>> start Dataset rows

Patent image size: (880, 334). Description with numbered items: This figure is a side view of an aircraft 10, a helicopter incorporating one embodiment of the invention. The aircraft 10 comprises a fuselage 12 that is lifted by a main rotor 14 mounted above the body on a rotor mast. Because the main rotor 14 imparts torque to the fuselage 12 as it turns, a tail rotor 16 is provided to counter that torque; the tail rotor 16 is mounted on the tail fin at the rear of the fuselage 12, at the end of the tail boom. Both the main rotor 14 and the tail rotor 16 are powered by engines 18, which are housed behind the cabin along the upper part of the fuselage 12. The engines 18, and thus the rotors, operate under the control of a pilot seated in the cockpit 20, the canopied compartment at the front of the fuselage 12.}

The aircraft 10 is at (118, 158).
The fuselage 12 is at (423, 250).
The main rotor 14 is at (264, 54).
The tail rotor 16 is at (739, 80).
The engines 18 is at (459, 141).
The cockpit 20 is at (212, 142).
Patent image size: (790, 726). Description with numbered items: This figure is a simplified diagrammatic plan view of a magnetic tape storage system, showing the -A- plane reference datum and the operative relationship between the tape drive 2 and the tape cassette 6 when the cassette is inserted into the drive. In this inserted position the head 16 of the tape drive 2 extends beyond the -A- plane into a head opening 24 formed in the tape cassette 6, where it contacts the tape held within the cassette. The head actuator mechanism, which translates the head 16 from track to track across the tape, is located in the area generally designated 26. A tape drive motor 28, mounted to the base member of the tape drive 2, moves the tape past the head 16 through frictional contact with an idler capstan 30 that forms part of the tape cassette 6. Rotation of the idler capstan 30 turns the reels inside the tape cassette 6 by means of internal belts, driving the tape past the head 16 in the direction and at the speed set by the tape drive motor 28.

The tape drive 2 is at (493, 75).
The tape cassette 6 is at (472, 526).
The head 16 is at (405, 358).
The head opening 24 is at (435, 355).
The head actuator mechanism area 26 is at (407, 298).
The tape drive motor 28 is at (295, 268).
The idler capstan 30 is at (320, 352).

>> end Dataset rows

**What the task asks:** Edit the records above by replacing "Patent image size" with "Drawing dimensions" throughout, leaving everything else unchanged.

**Solution to the exercise:**
Drawing dimensions: (880, 334). Description with numbered items: This figure is a side view of an aircraft 10, a helicopter incorporating one embodiment of the invention. The aircraft 10 comprises a fuselage 12 that is lifted by a main rotor 14 mounted above the body on a rotor mast. Because the main rotor 14 imparts torque to the fuselage 12 as it turns, a tail rotor 16 is provided to counter that torque; the tail rotor 16 is mounted on the tail fin at the rear of the fuselage 12, at the end of the tail boom. Both the main rotor 14 and the tail rotor 16 are powered by engines 18, which are housed behind the cabin along the upper part of the fuselage 12. The engines 18, and thus the rotors, operate under the control of a pilot seated in the cockpit 20, the canopied compartment at the front of the fuselage 12.}

The aircraft 10 is at (118, 158).
The fuselage 12 is at (423, 250).
The main rotor 14 is at (264, 54).
The tail rotor 16 is at (739, 80).
The engines 18 is at (459, 141).
The cockpit 20 is at (212, 142).
Drawing dimensions: (790, 726). Description with numbered items: This figure is a simplified diagrammatic plan view of a magnetic tape storage system, showing the -A- plane reference datum and the operative relationship between the tape drive 2 and the tape cassette 6 when the cassette is inserted into the drive. In this inserted position the head 16 of the tape drive 2 extends beyond the -A- plane into a head opening 24 formed in the tape cassette 6, where it contacts the tape held within the cassette. The head actuator mechanism, which translates the head 16 from track to track across the tape, is located in the area generally designated 26. A tape drive motor 28, mounted to the base member of the tape drive 2, moves the tape past the head 16 through frictional contact with an idler capstan 30 that forms part of the tape cassette 6. Rotation of the idler capstan 30 turns the reels inside the tape cassette 6 by means of internal belts, driving the tape past the head 16 in the direction and at the speed set by the tape drive motor 28.

The tape drive 2 is at (493, 75).
The tape cassette 6 is at (472, 526).
The head 16 is at (405, 358).
The head opening 24 is at (435, 355).
The head actuator mechanism area 26 is at (407, 298).
The tape drive motor 28 is at (295, 268).
The idler capstan 30 is at (320, 352).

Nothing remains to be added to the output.